• Stated exercise: Scan the data beneath this task and copy each line that includes "name".

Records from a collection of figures
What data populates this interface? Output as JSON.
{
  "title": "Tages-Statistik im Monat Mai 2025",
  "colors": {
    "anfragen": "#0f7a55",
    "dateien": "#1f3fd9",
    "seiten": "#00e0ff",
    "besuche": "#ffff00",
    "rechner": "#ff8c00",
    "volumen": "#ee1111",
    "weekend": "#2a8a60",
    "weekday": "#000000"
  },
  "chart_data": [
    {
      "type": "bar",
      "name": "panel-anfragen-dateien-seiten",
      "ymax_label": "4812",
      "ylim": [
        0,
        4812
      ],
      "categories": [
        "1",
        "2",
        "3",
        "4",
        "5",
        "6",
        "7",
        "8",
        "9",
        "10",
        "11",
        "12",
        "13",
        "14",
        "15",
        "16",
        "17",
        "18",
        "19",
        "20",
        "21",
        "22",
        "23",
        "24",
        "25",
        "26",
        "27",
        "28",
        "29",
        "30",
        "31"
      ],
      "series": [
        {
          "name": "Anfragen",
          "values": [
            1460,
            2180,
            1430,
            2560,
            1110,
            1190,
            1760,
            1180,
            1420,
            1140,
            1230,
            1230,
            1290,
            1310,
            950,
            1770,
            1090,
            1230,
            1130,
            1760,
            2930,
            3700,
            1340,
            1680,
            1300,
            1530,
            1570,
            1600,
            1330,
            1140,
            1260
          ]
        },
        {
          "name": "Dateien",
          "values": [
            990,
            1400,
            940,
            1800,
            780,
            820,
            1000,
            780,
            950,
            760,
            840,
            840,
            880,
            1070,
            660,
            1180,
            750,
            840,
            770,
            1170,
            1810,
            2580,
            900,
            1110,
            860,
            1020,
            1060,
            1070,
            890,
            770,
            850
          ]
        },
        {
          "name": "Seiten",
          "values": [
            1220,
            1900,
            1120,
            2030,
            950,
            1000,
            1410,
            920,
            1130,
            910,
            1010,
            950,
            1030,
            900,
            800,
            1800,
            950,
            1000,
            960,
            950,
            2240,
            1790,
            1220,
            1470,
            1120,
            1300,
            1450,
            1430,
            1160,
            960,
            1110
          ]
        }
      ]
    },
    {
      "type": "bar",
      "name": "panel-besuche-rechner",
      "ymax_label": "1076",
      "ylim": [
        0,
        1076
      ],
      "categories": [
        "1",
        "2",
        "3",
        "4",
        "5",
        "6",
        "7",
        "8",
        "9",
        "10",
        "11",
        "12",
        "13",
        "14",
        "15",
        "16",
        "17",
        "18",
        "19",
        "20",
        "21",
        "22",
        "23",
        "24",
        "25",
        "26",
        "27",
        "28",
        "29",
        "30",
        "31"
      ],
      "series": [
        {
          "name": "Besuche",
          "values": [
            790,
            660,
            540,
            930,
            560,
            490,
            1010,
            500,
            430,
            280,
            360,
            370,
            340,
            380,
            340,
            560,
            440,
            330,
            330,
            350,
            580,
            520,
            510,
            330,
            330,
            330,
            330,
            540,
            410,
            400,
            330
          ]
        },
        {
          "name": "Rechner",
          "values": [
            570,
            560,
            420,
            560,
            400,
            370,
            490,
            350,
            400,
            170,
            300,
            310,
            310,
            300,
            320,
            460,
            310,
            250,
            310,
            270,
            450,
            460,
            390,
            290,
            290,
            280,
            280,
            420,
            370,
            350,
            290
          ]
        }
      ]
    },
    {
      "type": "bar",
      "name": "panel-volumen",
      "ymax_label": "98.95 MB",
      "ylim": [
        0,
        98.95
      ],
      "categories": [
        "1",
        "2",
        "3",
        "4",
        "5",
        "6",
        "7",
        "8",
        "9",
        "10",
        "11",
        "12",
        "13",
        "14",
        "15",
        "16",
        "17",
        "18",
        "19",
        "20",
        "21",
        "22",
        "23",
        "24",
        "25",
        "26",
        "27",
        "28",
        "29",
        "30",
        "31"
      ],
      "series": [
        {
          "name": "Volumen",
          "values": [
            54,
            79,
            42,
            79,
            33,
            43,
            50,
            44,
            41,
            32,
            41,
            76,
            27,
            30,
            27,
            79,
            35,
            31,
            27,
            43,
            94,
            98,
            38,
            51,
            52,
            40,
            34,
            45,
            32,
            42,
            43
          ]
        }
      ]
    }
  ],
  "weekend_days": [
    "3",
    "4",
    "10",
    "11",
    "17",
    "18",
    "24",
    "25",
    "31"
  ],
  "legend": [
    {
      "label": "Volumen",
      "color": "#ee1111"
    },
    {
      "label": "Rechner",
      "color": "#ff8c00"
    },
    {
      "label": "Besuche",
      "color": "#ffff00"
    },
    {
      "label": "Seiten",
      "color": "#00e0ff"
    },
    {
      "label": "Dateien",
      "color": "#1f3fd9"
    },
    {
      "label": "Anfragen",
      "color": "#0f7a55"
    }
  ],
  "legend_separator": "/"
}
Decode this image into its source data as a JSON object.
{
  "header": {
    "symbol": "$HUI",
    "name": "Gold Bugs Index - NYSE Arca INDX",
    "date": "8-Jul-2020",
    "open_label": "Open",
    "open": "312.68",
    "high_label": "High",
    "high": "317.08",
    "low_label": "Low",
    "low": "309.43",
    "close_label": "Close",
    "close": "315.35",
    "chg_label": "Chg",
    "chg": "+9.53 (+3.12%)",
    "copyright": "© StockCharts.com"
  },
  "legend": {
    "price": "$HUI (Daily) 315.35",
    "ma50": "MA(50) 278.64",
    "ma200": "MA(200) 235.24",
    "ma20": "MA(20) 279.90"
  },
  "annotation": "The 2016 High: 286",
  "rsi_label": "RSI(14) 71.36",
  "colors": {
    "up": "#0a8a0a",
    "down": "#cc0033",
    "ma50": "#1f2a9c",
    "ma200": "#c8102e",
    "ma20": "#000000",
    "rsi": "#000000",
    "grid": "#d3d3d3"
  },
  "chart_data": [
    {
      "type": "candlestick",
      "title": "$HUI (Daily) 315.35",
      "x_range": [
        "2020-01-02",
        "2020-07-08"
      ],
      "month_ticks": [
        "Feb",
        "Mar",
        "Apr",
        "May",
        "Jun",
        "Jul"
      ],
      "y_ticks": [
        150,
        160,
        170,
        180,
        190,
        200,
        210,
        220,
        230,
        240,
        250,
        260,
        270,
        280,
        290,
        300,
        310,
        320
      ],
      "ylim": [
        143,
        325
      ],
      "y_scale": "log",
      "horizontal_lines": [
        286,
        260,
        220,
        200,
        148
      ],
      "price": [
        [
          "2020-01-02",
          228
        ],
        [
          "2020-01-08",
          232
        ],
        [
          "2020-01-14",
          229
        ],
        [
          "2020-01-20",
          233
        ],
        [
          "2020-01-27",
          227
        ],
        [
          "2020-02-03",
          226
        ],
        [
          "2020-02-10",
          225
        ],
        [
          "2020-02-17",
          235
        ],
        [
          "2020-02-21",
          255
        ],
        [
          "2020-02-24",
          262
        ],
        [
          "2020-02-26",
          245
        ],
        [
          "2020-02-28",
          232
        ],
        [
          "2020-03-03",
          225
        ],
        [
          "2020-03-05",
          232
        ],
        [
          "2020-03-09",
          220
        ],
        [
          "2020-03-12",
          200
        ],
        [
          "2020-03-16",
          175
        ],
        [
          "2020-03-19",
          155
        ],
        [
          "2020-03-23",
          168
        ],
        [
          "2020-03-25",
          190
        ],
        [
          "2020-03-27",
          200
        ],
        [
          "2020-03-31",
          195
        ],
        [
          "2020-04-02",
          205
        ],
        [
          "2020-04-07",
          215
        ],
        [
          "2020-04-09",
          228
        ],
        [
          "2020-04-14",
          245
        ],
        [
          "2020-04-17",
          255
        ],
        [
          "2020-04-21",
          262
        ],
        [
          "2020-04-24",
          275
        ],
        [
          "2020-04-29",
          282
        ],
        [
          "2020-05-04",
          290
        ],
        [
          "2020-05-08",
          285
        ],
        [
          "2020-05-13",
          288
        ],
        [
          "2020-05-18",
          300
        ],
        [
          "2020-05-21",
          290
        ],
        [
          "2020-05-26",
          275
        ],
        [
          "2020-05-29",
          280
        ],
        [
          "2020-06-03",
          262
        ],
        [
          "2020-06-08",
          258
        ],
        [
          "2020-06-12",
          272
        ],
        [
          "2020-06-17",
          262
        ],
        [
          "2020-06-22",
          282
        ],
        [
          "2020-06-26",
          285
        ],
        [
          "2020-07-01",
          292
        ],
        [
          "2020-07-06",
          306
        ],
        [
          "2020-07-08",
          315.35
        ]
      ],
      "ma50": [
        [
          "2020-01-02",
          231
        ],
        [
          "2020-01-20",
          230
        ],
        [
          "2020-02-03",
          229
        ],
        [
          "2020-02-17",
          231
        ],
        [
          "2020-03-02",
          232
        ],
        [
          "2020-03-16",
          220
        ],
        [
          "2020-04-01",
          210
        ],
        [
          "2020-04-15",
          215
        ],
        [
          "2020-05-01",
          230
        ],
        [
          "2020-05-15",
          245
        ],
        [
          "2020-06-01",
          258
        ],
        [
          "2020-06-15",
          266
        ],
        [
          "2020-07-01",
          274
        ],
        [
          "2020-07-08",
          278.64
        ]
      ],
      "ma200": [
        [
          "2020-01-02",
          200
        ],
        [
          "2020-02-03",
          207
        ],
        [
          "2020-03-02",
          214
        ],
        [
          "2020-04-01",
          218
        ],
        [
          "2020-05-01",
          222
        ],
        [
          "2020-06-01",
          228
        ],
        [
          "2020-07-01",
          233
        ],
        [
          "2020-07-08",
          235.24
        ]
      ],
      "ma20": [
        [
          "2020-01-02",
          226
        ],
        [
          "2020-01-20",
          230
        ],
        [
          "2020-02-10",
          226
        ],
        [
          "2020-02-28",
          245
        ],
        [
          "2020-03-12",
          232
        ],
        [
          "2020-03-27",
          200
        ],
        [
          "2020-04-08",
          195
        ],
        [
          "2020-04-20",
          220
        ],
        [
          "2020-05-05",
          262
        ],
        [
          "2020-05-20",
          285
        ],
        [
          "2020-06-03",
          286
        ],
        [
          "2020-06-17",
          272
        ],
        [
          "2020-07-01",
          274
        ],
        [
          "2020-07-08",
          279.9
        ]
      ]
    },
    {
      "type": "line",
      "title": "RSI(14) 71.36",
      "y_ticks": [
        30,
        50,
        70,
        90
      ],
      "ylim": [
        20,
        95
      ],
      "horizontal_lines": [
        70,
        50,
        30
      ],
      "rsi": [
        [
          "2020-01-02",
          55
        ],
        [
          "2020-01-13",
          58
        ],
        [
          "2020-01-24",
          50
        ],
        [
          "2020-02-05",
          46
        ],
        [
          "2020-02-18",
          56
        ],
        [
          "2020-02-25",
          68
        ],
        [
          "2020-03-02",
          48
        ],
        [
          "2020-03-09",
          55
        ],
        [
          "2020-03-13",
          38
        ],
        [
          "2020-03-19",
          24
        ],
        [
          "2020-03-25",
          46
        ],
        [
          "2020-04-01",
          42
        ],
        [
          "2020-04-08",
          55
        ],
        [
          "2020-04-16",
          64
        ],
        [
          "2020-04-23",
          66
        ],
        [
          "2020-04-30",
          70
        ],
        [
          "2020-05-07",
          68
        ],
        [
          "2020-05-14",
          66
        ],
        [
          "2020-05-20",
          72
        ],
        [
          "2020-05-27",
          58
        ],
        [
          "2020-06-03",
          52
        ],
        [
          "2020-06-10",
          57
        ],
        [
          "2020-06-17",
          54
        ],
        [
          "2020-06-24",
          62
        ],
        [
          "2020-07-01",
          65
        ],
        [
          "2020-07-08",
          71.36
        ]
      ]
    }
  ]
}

• Solution for this task:
      "name": "panel-anfragen-dateien-seiten",
          "name": "Anfragen",
          "name": "Dateien",
          "name": "Seiten",
      "name": "panel-besuche-rechner",
          "name": "Besuche",
          "name": "Rechner",
      "name": "panel-volumen",
          "name": "Volumen",
    "name": "Gold Bugs Index - NYSE Arca INDX",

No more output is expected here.